[BEGIN Items]
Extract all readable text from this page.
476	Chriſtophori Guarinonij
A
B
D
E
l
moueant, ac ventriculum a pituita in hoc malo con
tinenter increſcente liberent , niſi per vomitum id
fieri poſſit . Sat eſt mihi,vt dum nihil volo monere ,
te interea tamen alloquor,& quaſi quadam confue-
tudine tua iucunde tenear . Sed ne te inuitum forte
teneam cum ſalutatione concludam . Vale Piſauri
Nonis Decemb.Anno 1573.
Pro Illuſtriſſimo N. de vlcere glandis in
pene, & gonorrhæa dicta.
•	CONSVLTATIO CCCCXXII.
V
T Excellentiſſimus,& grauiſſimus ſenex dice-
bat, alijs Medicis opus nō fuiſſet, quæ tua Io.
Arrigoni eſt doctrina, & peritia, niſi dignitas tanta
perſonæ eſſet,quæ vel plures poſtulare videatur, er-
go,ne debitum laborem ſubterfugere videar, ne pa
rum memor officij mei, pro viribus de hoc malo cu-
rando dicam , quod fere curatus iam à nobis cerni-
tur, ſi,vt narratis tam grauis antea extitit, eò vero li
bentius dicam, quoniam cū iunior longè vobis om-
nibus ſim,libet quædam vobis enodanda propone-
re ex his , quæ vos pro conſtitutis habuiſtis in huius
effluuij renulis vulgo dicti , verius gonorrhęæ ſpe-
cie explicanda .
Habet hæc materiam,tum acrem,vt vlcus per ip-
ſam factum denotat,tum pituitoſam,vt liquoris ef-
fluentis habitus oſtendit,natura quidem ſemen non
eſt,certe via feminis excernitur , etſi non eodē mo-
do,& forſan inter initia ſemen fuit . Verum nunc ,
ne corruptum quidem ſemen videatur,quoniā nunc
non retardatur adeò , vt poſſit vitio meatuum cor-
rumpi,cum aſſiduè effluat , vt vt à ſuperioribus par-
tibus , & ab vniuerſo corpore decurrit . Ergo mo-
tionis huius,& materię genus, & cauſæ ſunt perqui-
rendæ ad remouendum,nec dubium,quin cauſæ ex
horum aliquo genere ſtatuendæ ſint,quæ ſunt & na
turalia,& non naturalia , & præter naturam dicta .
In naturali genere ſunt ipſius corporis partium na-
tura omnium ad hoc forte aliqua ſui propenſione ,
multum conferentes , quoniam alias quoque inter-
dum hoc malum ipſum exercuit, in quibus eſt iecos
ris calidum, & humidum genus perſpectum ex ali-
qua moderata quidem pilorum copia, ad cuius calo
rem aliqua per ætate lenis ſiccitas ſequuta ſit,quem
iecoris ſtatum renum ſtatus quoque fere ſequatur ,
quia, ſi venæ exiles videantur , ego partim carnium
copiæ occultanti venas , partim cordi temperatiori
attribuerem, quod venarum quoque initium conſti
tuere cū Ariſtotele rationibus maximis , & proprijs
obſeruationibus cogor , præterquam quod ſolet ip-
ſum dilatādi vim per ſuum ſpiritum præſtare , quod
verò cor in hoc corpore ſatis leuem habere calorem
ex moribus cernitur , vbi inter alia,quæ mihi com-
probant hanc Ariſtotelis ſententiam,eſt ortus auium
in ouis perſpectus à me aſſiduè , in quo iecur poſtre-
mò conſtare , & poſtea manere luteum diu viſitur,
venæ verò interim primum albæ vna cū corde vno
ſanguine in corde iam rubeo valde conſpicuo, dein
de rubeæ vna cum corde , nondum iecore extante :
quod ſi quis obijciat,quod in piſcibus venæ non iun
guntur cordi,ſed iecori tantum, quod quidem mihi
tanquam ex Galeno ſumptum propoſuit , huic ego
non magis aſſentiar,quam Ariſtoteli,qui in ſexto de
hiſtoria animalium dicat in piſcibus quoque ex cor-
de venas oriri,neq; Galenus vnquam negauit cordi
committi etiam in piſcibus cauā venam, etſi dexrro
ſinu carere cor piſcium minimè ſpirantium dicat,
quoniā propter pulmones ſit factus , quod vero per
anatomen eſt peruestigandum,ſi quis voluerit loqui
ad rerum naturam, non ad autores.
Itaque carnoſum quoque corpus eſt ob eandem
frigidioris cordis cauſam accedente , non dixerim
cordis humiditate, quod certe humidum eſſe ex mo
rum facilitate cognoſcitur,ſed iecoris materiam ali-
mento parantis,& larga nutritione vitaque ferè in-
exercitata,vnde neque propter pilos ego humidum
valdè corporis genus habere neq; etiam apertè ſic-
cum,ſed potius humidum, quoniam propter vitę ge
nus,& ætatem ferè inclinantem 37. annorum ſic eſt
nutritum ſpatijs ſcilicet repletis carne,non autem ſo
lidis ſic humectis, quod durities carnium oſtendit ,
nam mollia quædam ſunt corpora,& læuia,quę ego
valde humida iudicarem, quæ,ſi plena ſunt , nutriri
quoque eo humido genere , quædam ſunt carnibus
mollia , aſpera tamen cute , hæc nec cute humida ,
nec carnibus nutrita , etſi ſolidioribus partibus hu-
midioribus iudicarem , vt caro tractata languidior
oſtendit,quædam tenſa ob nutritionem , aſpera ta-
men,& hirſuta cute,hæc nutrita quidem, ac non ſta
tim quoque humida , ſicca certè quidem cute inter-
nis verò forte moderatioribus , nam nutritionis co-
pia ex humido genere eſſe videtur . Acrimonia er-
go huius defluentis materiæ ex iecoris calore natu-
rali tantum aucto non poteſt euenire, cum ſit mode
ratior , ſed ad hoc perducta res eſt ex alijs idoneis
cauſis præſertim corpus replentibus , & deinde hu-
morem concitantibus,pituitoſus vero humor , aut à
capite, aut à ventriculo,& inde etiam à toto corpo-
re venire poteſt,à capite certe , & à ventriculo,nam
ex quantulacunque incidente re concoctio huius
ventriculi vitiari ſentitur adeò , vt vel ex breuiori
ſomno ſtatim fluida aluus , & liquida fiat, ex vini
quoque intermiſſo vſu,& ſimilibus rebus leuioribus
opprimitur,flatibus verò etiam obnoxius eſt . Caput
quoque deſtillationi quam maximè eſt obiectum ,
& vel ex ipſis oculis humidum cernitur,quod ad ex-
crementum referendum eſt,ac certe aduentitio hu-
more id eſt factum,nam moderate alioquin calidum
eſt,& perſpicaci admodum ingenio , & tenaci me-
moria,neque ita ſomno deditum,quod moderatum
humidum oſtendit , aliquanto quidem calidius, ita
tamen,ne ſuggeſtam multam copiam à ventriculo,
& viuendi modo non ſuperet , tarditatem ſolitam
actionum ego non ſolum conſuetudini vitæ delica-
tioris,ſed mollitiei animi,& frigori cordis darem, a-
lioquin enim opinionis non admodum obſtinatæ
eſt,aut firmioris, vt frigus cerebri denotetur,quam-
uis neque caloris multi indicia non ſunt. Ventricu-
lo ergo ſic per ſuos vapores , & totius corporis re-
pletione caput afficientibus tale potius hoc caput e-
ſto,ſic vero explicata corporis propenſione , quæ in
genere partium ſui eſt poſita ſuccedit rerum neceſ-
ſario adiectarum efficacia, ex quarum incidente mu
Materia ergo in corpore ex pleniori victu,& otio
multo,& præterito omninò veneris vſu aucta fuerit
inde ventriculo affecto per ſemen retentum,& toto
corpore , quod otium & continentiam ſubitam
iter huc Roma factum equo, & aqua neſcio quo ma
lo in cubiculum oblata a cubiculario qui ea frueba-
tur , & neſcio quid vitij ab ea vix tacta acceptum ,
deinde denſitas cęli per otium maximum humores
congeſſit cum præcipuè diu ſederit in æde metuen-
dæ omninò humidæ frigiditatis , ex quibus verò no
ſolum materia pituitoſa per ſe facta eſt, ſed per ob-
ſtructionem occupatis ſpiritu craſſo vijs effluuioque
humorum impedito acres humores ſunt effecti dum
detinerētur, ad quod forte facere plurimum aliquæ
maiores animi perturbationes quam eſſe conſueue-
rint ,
[END Items]
Reproduce the records in full, exactly as written.

Extract all readable text from this page.
476	Chriſtophori Guarinonij
A
B
D
E
l
moueant, ac ventriculum a pituita in hoc malo con
tinenter increſcente liberent , niſi per vomitum id
fieri poſſit . Sat eſt mihi,vt dum nihil volo monere ,
te interea tamen alloquor,& quaſi quadam confue-
tudine tua iucunde tenear . Sed ne te inuitum forte
teneam cum ſalutatione concludam . Vale Piſauri
Nonis Decemb.Anno 1573.
Pro Illuſtriſſimo N. de vlcere glandis in
pene, & gonorrhæa dicta.
•	CONSVLTATIO CCCCXXII.
V
T Excellentiſſimus,& grauiſſimus ſenex dice-
bat, alijs Medicis opus nō fuiſſet, quæ tua Io.
Arrigoni eſt doctrina, & peritia, niſi dignitas tanta
perſonæ eſſet,quæ vel plures poſtulare videatur, er-
go,ne debitum laborem ſubterfugere videar, ne pa
rum memor officij mei, pro viribus de hoc malo cu-
rando dicam , quod fere curatus iam à nobis cerni-
tur, ſi,vt narratis tam grauis antea extitit, eò vero li
bentius dicam, quoniam cū iunior longè vobis om-
nibus ſim,libet quædam vobis enodanda propone-
re ex his , quæ vos pro conſtitutis habuiſtis in huius
effluuij renulis vulgo dicti , verius gonorrhęæ ſpe-
cie explicanda .
Habet hæc materiam,tum acrem,vt vlcus per ip-
ſam factum denotat,tum pituitoſam,vt liquoris ef-
fluentis habitus oſtendit,natura quidem ſemen non
eſt,certe via feminis excernitur , etſi non eodē mo-
do,& forſan inter initia ſemen fuit . Verum nunc ,
ne corruptum quidem ſemen videatur,quoniā nunc
non retardatur adeò , vt poſſit vitio meatuum cor-
rumpi,cum aſſiduè effluat , vt vt à ſuperioribus par-
tibus , & ab vniuerſo corpore decurrit . Ergo mo-
tionis huius,& materię genus, & cauſæ ſunt perqui-
rendæ ad remouendum,nec dubium,quin cauſæ ex
horum aliquo genere ſtatuendæ ſint,quæ ſunt & na
turalia,& non naturalia , & præter naturam dicta .
In naturali genere ſunt ipſius corporis partium na-
tura omnium ad hoc forte aliqua ſui propenſione ,
multum conferentes , quoniam alias quoque inter-
dum hoc malum ipſum exercuit, in quibus eſt iecos
ris calidum, & humidum genus perſpectum ex ali-
qua moderata quidem pilorum copia, ad cuius calo
rem aliqua per ætate lenis ſiccitas ſequuta ſit,quem
iecoris ſtatum renum ſtatus quoque fere ſequatur ,
quia, ſi venæ exiles videantur , ego partim carnium
copiæ occultanti venas , partim cordi temperatiori
attribuerem, quod venarum quoque initium conſti
tuere cū Ariſtotele rationibus maximis , & proprijs
obſeruationibus cogor , præterquam quod ſolet ip-
ſum dilatādi vim per ſuum ſpiritum præſtare , quod
verò cor in hoc corpore ſatis leuem habere calorem
ex moribus cernitur , vbi inter alia,quæ mihi com-
probant hanc Ariſtotelis ſententiam,eſt ortus auium
in ouis perſpectus à me aſſiduè , in quo iecur poſtre-
mò conſtare , & poſtea manere luteum diu viſitur,
venæ verò interim primum albæ vna cū corde vno
ſanguine in corde iam rubeo valde conſpicuo, dein
de rubeæ vna cum corde , nondum iecore extante :
quod ſi quis obijciat,quod in piſcibus venæ non iun
guntur cordi,ſed iecori tantum, quod quidem mihi
tanquam ex Galeno ſumptum propoſuit , huic ego
non magis aſſentiar,quam Ariſtoteli,qui in ſexto de
hiſtoria animalium dicat in piſcibus quoque ex cor-
de venas oriri,neq; Galenus vnquam negauit cordi
committi etiam in piſcibus cauā venam, etſi dexrro
ſinu carere cor piſcium minimè ſpirantium dicat,
quoniā propter pulmones ſit factus , quod vero per
anatomen eſt peruestigandum,ſi quis voluerit loqui
ad rerum naturam, non ad autores.
Itaque carnoſum quoque corpus eſt ob eandem
frigidioris cordis cauſam accedente , non dixerim
cordis humiditate, quod certe humidum eſſe ex mo
rum facilitate cognoſcitur,ſed iecoris materiam ali-
mento parantis,& larga nutritione vitaque ferè in-
exercitata,vnde neque propter pilos ego humidum
valdè corporis genus habere neq; etiam apertè ſic-
cum,ſed potius humidum, quoniam propter vitę ge
nus,& ætatem ferè inclinantem 37. annorum ſic eſt
nutritum ſpatijs ſcilicet repletis carne,non autem ſo
lidis ſic humectis, quod durities carnium oſtendit ,
nam mollia quædam ſunt corpora,& læuia,quę ego
valde humida iudicarem, quæ,ſi plena ſunt , nutriri
quoque eo humido genere , quædam ſunt carnibus
mollia , aſpera tamen cute , hæc nec cute humida ,
nec carnibus nutrita , etſi ſolidioribus partibus hu-
midioribus iudicarem , vt caro tractata languidior
oſtendit,quædam tenſa ob nutritionem , aſpera ta-
men,& hirſuta cute,hæc nutrita quidem, ac non ſta
tim quoque humida , ſicca certè quidem cute inter-
nis verò forte moderatioribus , nam nutritionis co-
pia ex humido genere eſſe videtur . Acrimonia er-
go huius defluentis materiæ ex iecoris calore natu-
rali tantum aucto non poteſt euenire, cum ſit mode
ratior , ſed ad hoc perducta res eſt ex alijs idoneis
cauſis præſertim corpus replentibus , & deinde hu-
morem concitantibus,pituitoſus vero humor , aut à
capite, aut à ventriculo,& inde etiam à toto corpo-
re venire poteſt,à capite certe , & à ventriculo,nam
ex quantulacunque incidente re concoctio huius
ventriculi vitiari ſentitur adeò , vt vel ex breuiori
ſomno ſtatim fluida aluus , & liquida fiat, ex vini
quoque intermiſſo vſu,& ſimilibus rebus leuioribus
opprimitur,flatibus verò etiam obnoxius eſt . Caput
quoque deſtillationi quam maximè eſt obiectum ,
& vel ex ipſis oculis humidum cernitur,quod ad ex-
crementum referendum eſt,ac certe aduentitio hu-
more id eſt factum,nam moderate alioquin calidum
eſt,& perſpicaci admodum ingenio , & tenaci me-
moria,neque ita ſomno deditum,quod moderatum
humidum oſtendit , aliquanto quidem calidius, ita
tamen,ne ſuggeſtam multam copiam à ventriculo,
& viuendi modo non ſuperet , tarditatem ſolitam
actionum ego non ſolum conſuetudini vitæ delica-
tioris,ſed mollitiei animi,& frigori cordis darem, a-
lioquin enim opinionis non admodum obſtinatæ
eſt,aut firmioris, vt frigus cerebri denotetur,quam-
uis neque caloris multi indicia non ſunt. Ventricu-
lo ergo ſic per ſuos vapores , & totius corporis re-
pletione caput afficientibus tale potius hoc caput e-
ſto,ſic vero explicata corporis propenſione , quæ in
genere partium ſui eſt poſita ſuccedit rerum neceſ-
ſario adiectarum efficacia, ex quarum incidente mu
Materia ergo in corpore ex pleniori victu,& otio
multo,& præterito omninò veneris vſu aucta fuerit
inde ventriculo affecto per ſemen retentum,& toto
corpore , quod otium & continentiam ſubitam
iter huc Roma factum equo, & aqua neſcio quo ma
lo in cubiculum oblata a cubiculario qui ea frueba-
tur , & neſcio quid vitij ab ea vix tacta acceptum ,
deinde denſitas cęli per otium maximum humores
congeſſit cum præcipuè diu ſederit in æde metuen-
dæ omninò humidæ frigiditatis , ex quibus verò no
ſolum materia pituitoſa per ſe facta eſt, ſed per ob-
ſtructionem occupatis ſpiritu craſſo vijs effluuioque
humorum impedito acres humores ſunt effecti dum
detinerētur, ad quod forte facere plurimum aliquæ
maiores animi perturbationes quam eſſe conſueue-
rint ,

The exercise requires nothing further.